#### What is expected
Check every line of the material below for the string "Android", and return the ones that have it.

#### Records provided

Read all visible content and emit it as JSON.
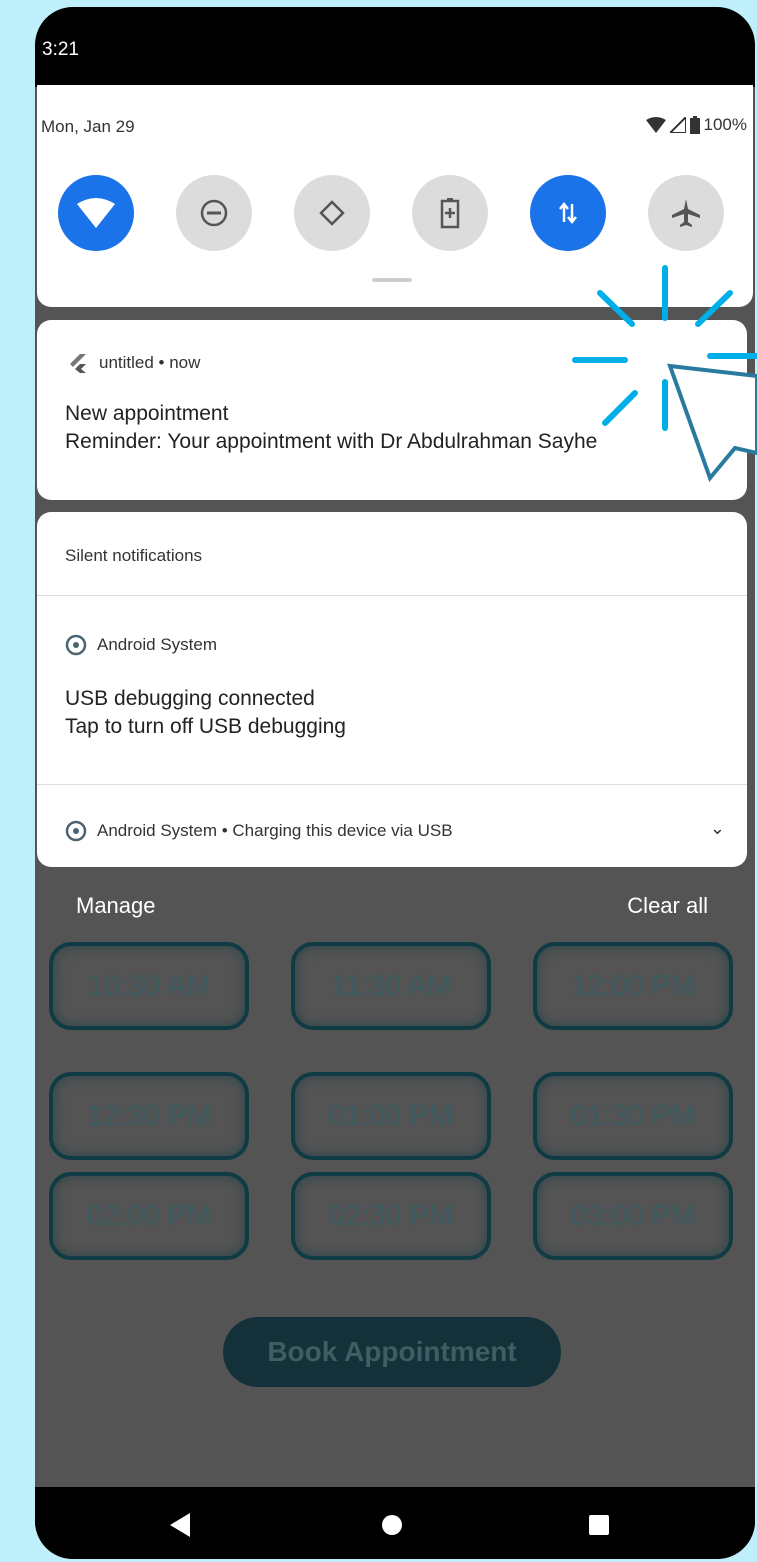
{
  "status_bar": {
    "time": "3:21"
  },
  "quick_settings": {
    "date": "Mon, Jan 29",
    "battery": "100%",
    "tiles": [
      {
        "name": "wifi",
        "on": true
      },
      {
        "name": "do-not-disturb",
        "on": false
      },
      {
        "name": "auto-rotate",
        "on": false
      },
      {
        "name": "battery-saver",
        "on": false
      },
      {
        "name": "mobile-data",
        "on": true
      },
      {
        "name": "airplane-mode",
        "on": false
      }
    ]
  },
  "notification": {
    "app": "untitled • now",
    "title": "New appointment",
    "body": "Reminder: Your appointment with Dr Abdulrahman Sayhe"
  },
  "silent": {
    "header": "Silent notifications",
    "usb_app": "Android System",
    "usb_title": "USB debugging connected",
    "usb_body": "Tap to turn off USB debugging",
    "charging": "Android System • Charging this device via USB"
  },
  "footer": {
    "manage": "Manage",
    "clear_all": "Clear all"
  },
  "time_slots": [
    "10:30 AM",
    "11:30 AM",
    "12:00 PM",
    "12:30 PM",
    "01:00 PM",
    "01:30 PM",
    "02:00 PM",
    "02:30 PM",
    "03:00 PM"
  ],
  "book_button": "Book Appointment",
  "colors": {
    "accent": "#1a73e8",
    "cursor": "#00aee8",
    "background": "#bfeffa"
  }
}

#### Exercise answer
    "usb_app": "Android System",
    "charging": "Android System • Charging this device via USB"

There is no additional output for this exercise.